WHAT THE TASK ASKS: Your answer should be a single number: the count of lines that hold the word "color".

○ ○ ○ ○ ○ ○ ○

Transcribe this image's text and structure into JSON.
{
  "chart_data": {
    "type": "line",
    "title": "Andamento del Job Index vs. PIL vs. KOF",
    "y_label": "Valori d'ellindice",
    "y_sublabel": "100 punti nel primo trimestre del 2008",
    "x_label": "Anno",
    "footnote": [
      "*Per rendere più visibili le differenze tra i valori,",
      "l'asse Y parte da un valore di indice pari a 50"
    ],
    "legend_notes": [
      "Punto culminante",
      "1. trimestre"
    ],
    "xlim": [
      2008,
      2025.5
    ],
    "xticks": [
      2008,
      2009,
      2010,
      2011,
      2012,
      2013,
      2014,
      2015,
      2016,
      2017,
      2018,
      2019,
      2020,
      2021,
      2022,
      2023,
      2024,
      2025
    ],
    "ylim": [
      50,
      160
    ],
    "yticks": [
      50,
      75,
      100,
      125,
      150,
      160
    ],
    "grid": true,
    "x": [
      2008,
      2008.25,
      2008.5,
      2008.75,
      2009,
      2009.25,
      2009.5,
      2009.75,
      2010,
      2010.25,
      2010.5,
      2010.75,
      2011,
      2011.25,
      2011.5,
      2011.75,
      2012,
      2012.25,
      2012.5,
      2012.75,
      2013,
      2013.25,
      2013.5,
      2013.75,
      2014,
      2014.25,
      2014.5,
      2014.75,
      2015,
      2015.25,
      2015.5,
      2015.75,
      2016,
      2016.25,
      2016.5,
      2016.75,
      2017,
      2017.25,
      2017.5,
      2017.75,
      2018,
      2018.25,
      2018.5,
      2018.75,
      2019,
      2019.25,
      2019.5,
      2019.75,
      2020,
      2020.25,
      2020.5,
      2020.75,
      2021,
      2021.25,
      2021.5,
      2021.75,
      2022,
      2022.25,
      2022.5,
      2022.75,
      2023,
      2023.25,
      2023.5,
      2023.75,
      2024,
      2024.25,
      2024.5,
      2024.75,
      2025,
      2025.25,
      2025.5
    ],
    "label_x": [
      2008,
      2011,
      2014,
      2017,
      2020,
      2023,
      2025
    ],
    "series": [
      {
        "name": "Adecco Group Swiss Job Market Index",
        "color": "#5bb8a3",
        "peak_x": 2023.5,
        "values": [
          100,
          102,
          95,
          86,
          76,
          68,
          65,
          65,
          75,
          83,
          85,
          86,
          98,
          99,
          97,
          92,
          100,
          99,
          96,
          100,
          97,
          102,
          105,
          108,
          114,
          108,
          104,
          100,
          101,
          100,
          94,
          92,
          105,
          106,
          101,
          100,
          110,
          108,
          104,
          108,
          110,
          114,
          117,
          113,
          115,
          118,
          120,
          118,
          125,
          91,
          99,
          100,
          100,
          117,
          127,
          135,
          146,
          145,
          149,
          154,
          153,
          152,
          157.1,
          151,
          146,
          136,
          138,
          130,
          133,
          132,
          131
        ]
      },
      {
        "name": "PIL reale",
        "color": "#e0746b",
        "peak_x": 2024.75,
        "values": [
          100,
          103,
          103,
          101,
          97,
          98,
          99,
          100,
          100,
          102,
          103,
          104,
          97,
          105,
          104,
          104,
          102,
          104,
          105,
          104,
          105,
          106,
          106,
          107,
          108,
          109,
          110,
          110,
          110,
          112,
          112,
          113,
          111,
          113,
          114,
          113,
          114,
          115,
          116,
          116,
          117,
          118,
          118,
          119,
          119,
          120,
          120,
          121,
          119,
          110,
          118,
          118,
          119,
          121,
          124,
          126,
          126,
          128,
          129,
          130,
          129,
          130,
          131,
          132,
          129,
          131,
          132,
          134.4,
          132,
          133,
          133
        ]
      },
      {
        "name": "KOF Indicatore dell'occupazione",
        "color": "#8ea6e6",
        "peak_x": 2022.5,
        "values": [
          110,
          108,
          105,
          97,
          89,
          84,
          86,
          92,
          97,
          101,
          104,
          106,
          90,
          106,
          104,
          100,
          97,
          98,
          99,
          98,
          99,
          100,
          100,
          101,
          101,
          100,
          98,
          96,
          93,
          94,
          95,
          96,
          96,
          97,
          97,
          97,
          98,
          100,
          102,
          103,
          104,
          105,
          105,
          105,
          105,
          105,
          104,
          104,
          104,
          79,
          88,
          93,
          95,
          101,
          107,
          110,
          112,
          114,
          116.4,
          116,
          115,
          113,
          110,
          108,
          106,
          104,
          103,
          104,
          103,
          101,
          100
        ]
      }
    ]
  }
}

○ ○ ○ ○ ○ ○ ○

RESULT: 3